___ Material for this task

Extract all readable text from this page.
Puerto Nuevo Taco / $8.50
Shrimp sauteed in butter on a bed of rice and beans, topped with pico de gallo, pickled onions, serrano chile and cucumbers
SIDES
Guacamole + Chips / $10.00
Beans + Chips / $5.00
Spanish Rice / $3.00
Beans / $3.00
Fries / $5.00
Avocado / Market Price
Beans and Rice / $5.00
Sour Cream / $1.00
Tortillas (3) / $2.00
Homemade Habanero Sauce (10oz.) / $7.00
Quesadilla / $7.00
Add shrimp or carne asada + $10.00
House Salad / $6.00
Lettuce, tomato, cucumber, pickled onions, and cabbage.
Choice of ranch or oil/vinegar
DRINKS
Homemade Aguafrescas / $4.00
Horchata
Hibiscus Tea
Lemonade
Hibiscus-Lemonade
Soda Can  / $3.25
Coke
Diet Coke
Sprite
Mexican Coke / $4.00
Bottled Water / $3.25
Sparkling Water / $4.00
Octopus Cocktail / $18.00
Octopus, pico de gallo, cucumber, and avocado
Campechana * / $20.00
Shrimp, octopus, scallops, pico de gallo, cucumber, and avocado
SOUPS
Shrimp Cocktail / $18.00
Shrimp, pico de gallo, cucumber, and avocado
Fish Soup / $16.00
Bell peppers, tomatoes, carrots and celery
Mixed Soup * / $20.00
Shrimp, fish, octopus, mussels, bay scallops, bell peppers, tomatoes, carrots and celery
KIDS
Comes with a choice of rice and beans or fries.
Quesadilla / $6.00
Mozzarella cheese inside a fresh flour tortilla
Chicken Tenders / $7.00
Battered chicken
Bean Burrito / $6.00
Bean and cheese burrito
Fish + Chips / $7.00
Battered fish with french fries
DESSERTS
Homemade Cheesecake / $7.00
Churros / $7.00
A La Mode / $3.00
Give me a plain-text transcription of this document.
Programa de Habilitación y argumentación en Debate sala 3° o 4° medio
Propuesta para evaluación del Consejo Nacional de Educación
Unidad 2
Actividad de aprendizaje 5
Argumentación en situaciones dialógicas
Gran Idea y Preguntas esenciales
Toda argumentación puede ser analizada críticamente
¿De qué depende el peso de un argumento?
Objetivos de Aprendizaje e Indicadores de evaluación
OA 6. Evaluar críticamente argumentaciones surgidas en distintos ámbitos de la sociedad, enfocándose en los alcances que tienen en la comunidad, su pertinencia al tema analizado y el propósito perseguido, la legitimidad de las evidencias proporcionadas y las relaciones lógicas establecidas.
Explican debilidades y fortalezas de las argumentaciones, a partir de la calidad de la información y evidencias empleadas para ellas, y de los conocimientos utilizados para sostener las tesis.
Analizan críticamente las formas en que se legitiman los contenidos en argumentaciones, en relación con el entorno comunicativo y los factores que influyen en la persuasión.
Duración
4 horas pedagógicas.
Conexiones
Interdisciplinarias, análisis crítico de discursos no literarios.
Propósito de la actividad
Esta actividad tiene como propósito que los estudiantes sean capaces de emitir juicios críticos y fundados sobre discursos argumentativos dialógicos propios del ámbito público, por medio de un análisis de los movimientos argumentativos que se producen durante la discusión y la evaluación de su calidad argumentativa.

______

Show, from the material above, each line that includes the string "pico".

[Task response]
Shrimp sauteed in butter on a bed of rice and beans, topped with pico de gallo, pickled onions, serrano chile and cucumbers
Octopus, pico de gallo, cucumber, and avocado
Shrimp, octopus, scallops, pico de gallo, cucumber, and avocado
Shrimp, pico de gallo, cucumber, and avocado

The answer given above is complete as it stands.